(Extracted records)
>> Start
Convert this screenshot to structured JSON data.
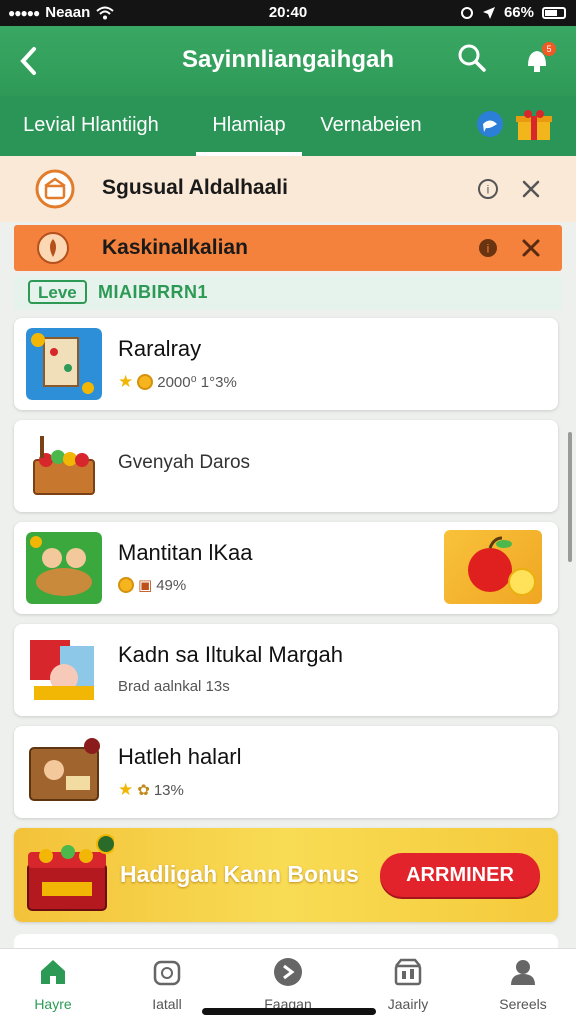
{
  "status_bar": {
    "carrier": "Neaan",
    "time": "20:40",
    "battery": "66%"
  },
  "header": {
    "title": "Sayinnliangaihgah",
    "notification_count": "5"
  },
  "tabs": [
    {
      "label": "Levial Hlantiigh"
    },
    {
      "label": "Hlamiap"
    },
    {
      "label": "Vernabeien"
    }
  ],
  "banners": [
    {
      "text": "Sgusual Aldalhaali"
    },
    {
      "text": "Kaskinalkalian"
    }
  ],
  "level": {
    "badge": "Leve",
    "title": "MIAIBIRRN1"
  },
  "items": [
    {
      "name": "Raralray",
      "meta": "2000⁰ 1°3%"
    },
    {
      "name": "Gvenyah Daros",
      "meta": ""
    },
    {
      "name": "Mantitan lKaa",
      "meta": "49%"
    },
    {
      "name": "Kadn sa Iltukal Margah",
      "meta": "Brad aalnkal 13s"
    },
    {
      "name": "Hatleh halarl",
      "meta": "13%"
    }
  ],
  "bonus": {
    "text": "Hadligah Kann Bonus",
    "button": "ARRMINER"
  },
  "nav": [
    {
      "label": "Hayre"
    },
    {
      "label": "Iatall"
    },
    {
      "label": "Faagan"
    },
    {
      "label": "Jaairly"
    },
    {
      "label": "Sereels"
    }
  ],
  "colors": {
    "brand_green": "#2f9a58",
    "banner_orange": "#f4823c",
    "bonus_red": "#e2232b",
    "bonus_gold": "#f3c23a"
  }
}
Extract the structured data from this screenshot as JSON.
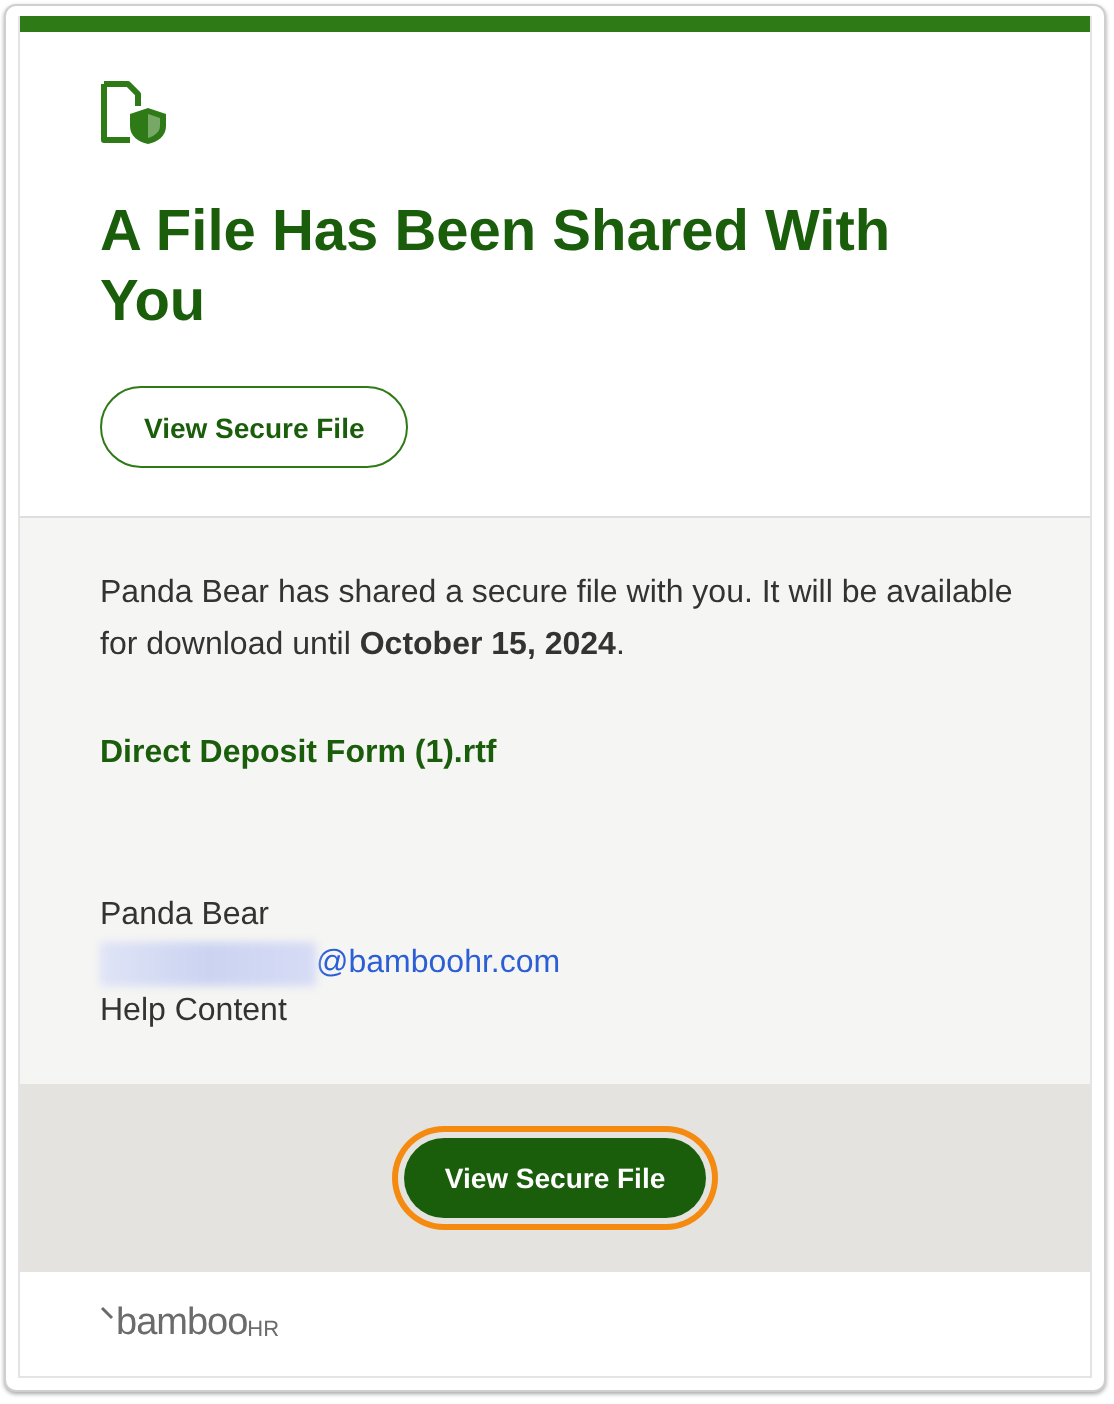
{
  "heading": "A File Has Been Shared With You",
  "top_button": {
    "label": "View Secure File"
  },
  "message": "Panda Bear has shared a secure file with you. It will be available for download until **October 15, 2024**.",
  "file_link": "Direct Deposit Form (1).rtf",
  "signature": {
    "name": "Panda Bear",
    "email_domain": "@bamboohr.com",
    "email_redacted": true,
    "note": "Help Content"
  },
  "bottom_button": {
    "label": "View Secure File",
    "highlighted": true
  },
  "footer": {
    "logo_text": "bamboo",
    "logo_suffix": "HR"
  }
}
>> End
Short exercise
For each line above that contains the word "meta", copy that line.

Written response
      "meta": "2000⁰ 1°3%"
      "meta": ""
      "meta": "49%"
      "meta": "Brad aalnkal 13s"
      "meta": "13%"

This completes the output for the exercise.